▶ **PROBLEM DETAILS**:
Narrow the data below down to the lines containing "Funktion".
Start of SUPPLIED ENTRIES
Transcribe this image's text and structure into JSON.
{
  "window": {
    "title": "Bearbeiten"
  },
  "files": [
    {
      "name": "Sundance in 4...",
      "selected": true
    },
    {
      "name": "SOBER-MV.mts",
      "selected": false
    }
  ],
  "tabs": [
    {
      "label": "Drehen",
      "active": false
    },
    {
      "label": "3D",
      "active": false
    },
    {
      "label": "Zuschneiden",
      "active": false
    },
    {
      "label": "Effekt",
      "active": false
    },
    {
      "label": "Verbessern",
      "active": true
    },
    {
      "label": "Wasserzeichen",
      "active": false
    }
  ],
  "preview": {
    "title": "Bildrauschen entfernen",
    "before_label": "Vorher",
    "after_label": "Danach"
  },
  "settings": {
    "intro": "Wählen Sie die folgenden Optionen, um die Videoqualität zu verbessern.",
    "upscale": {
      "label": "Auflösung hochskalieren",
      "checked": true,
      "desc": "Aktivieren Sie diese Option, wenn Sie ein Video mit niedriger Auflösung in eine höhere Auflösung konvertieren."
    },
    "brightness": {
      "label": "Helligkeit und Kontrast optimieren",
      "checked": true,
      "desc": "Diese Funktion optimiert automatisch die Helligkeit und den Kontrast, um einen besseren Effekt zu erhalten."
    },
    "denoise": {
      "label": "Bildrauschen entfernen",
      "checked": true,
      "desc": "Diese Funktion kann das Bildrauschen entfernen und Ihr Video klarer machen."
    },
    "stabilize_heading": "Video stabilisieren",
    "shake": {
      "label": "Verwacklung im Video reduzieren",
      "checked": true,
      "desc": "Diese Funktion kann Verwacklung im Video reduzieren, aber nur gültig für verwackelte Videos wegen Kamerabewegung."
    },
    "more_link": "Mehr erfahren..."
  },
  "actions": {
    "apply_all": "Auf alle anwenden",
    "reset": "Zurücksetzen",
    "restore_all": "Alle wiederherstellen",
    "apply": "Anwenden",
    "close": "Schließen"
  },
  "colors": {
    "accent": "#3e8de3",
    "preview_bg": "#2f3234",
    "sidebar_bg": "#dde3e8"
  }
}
End of SUPPLIED ENTRIES
▶ **RESPONSE FOR THIS EXERCISE**:
      "desc": "Diese Funktion optimiert automatisch die Helligkeit und den Kontrast, um einen besseren Effekt zu erhalten."
      "desc": "Diese Funktion kann das Bildrauschen entfernen und Ihr Video klarer machen."
      "desc": "Diese Funktion kann Verwacklung im Video reduzieren, aber nur gültig für verwackelte Videos wegen Kamerabewegung."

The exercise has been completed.